Dataset records:
-- START --

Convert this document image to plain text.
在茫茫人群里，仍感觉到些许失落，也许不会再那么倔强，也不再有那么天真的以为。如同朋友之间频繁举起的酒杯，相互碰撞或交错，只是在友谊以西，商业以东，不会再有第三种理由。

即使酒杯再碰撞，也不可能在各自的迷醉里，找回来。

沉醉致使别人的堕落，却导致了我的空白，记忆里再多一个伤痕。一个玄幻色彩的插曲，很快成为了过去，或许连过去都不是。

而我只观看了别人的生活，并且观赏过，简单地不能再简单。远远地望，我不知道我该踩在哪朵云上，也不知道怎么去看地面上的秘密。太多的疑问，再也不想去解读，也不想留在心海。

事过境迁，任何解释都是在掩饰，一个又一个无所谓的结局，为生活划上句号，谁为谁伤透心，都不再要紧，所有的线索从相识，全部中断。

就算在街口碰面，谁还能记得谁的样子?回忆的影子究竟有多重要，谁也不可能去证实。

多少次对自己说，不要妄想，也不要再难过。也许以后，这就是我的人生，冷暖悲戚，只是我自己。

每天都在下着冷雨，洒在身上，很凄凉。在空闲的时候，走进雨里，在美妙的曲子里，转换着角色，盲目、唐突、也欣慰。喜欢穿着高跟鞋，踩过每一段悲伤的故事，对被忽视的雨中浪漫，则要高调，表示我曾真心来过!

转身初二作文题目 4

-- END --
-- START --

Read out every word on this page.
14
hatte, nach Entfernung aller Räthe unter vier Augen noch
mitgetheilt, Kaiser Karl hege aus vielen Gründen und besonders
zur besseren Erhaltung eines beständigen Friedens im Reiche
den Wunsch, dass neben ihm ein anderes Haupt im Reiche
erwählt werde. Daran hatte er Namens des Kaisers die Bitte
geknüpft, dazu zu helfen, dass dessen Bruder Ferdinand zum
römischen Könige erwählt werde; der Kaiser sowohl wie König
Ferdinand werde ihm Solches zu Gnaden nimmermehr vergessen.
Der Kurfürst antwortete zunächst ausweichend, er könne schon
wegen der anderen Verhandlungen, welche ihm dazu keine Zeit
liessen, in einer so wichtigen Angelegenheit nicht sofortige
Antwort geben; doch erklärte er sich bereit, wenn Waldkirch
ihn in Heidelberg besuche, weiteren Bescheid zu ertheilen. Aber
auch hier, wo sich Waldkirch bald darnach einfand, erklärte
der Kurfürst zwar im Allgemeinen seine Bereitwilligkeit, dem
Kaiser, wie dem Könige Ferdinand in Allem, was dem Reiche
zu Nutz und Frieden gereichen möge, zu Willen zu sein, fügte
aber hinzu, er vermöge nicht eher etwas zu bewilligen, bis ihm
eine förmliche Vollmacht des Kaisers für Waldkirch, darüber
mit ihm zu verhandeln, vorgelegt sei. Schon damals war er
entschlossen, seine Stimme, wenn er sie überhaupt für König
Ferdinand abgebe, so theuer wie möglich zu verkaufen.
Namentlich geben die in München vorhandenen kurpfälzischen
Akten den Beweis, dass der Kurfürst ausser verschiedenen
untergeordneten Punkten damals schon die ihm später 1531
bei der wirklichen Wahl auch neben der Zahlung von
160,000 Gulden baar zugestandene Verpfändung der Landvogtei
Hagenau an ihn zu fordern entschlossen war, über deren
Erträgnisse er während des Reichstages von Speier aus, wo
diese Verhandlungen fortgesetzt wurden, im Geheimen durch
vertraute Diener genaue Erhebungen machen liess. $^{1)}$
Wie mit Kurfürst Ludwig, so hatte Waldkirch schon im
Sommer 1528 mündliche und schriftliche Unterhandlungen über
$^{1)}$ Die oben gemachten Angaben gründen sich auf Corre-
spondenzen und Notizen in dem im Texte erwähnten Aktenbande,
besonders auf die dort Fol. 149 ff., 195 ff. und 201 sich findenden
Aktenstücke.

-- END --
-- START --

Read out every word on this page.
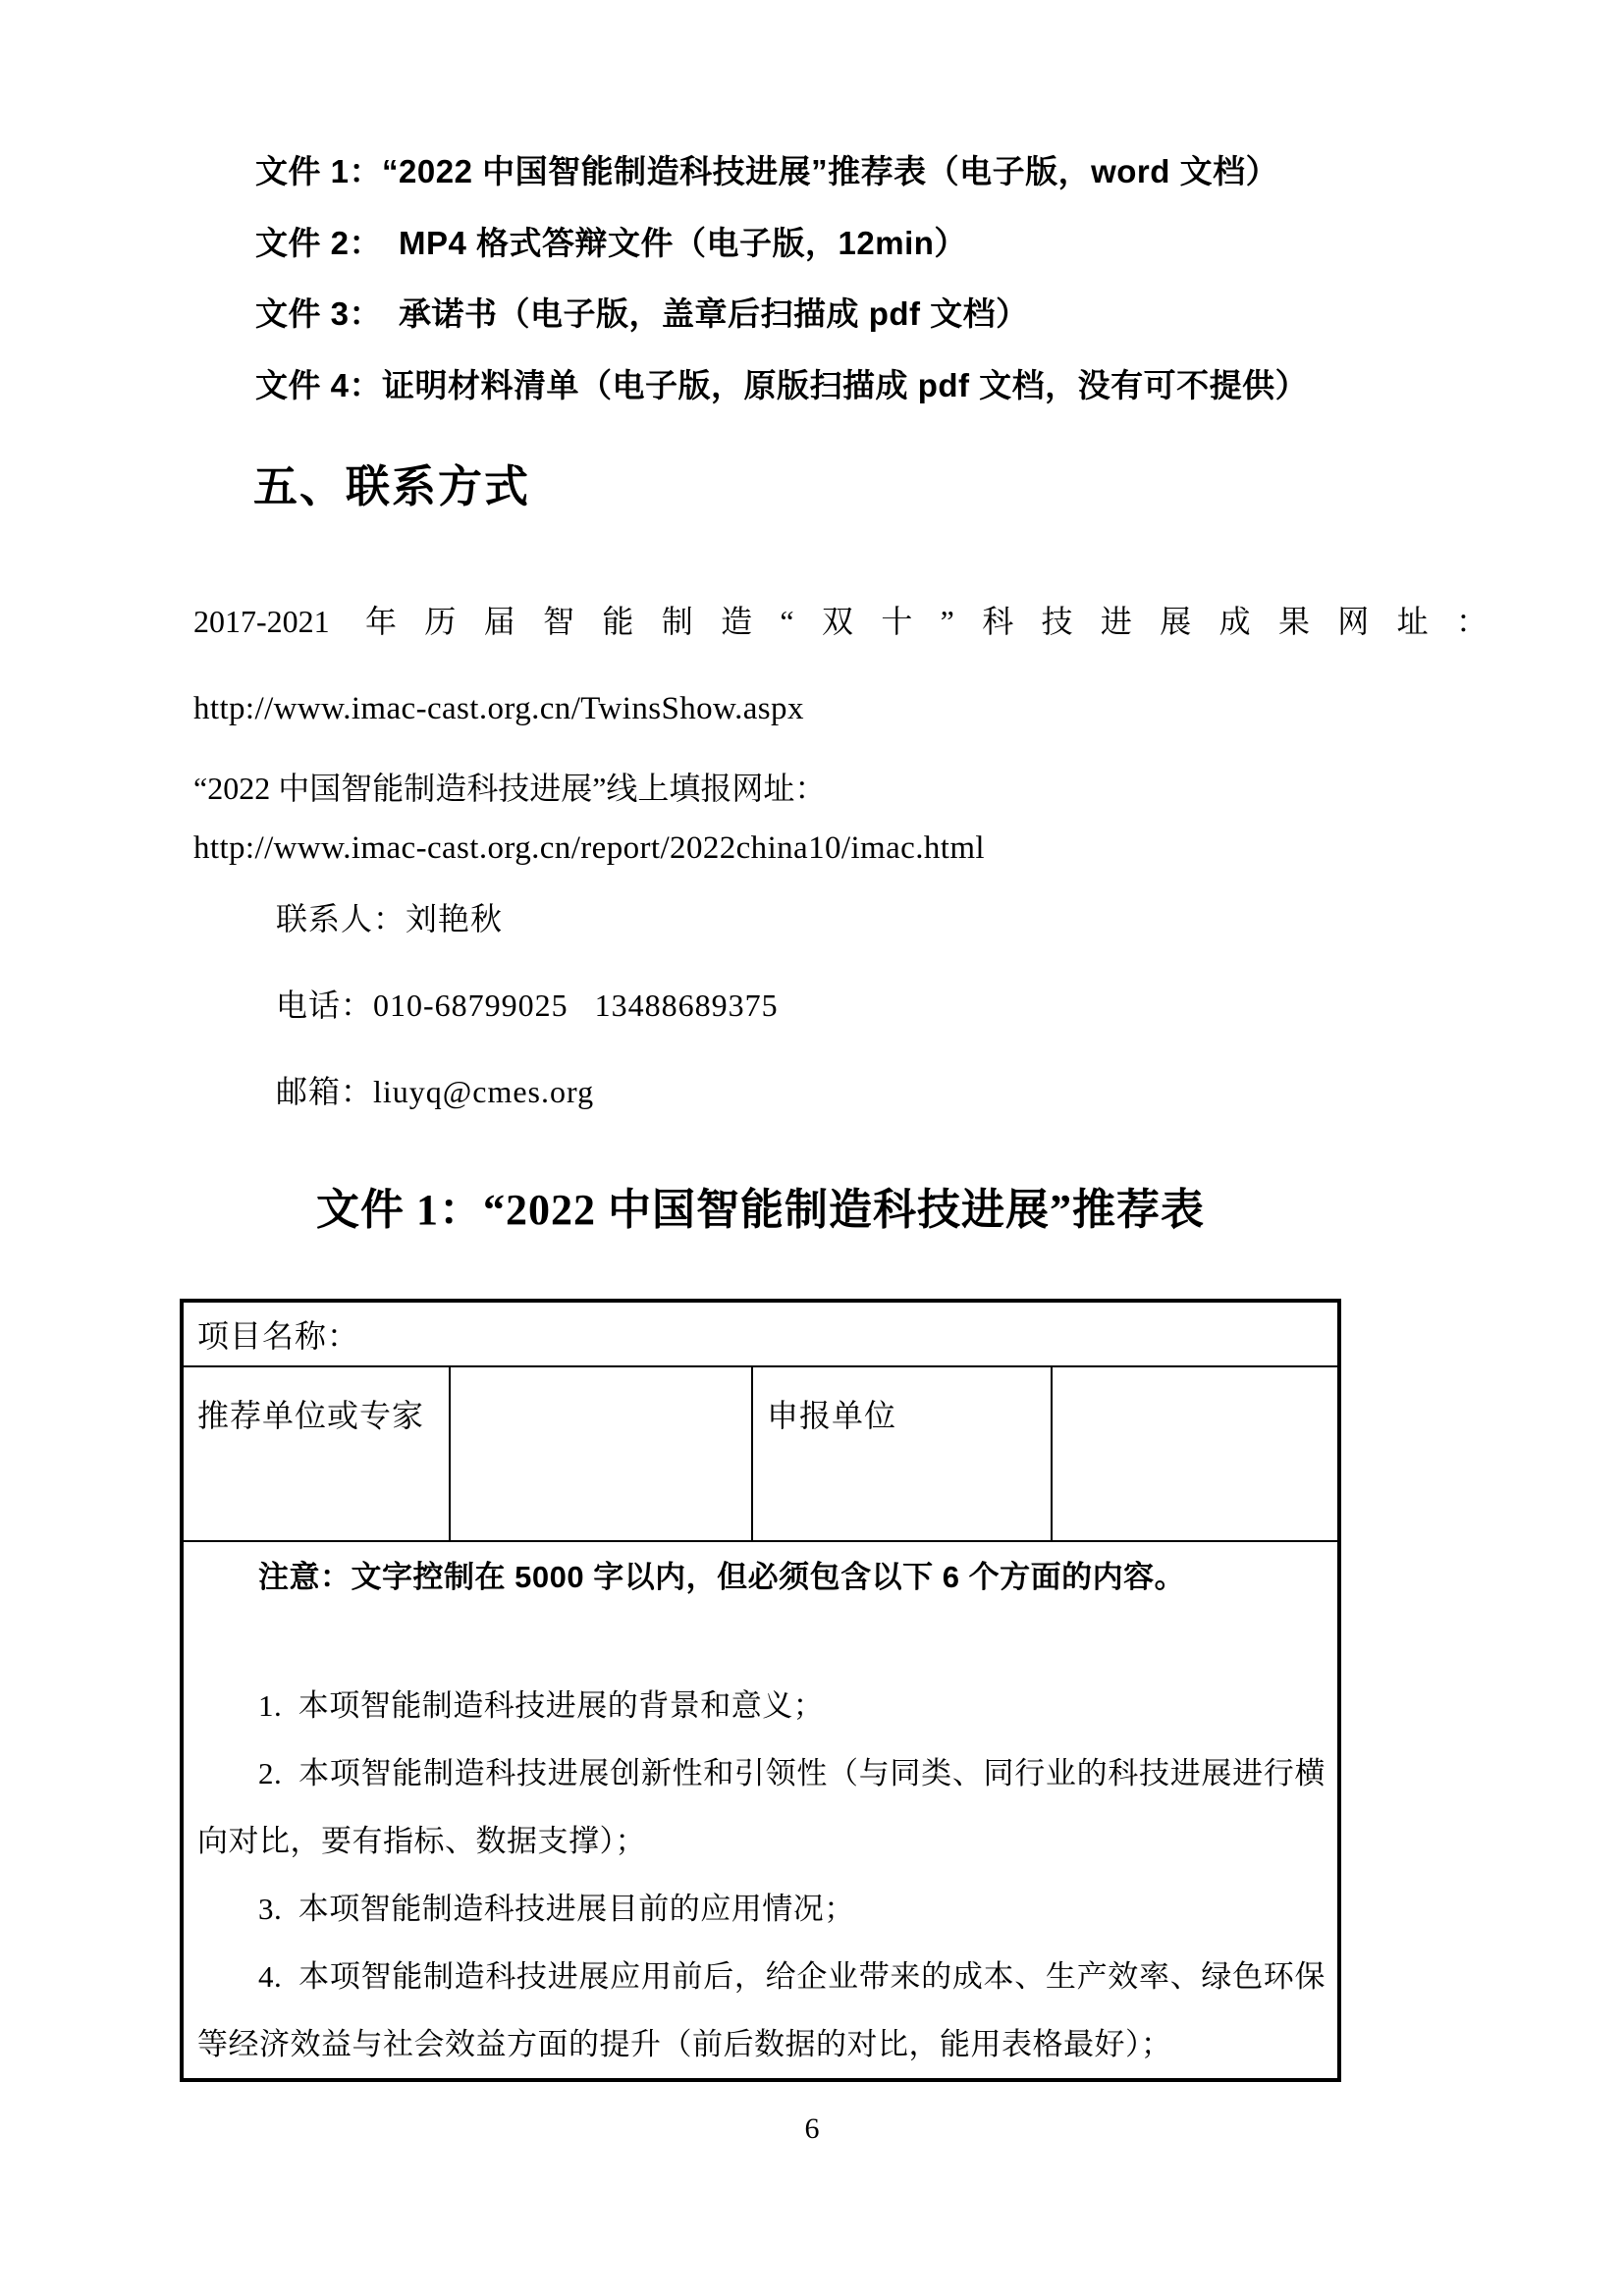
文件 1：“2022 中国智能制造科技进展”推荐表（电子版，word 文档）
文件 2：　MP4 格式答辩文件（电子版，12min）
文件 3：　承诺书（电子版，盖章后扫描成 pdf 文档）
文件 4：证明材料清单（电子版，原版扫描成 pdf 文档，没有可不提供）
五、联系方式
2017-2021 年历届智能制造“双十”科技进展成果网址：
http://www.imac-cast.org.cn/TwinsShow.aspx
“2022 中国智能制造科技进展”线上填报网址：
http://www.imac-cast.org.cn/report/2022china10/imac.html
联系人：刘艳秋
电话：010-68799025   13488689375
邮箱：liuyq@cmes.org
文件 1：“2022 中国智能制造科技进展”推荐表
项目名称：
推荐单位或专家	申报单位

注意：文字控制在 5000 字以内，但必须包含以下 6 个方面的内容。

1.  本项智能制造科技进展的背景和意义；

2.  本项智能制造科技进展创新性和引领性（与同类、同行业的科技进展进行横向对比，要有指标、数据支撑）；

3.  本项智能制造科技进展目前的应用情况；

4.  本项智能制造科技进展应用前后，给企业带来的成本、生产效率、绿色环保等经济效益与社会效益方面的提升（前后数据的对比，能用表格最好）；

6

-- END --

**Aim of the task:** Search the data for the string "Kurfürst". List each line that has it.

**Problem solution:**
Der Kurfürst antwortete zunächst ausweichend, er könne schon
der Kurfürst zwar im Allgemeinen seine Bereitwilligkeit, dem
Akten den Beweis, dass der Kurfürst ausser verschiedenen
Wie mit Kurfürst Ludwig, so hatte Waldkirch schon im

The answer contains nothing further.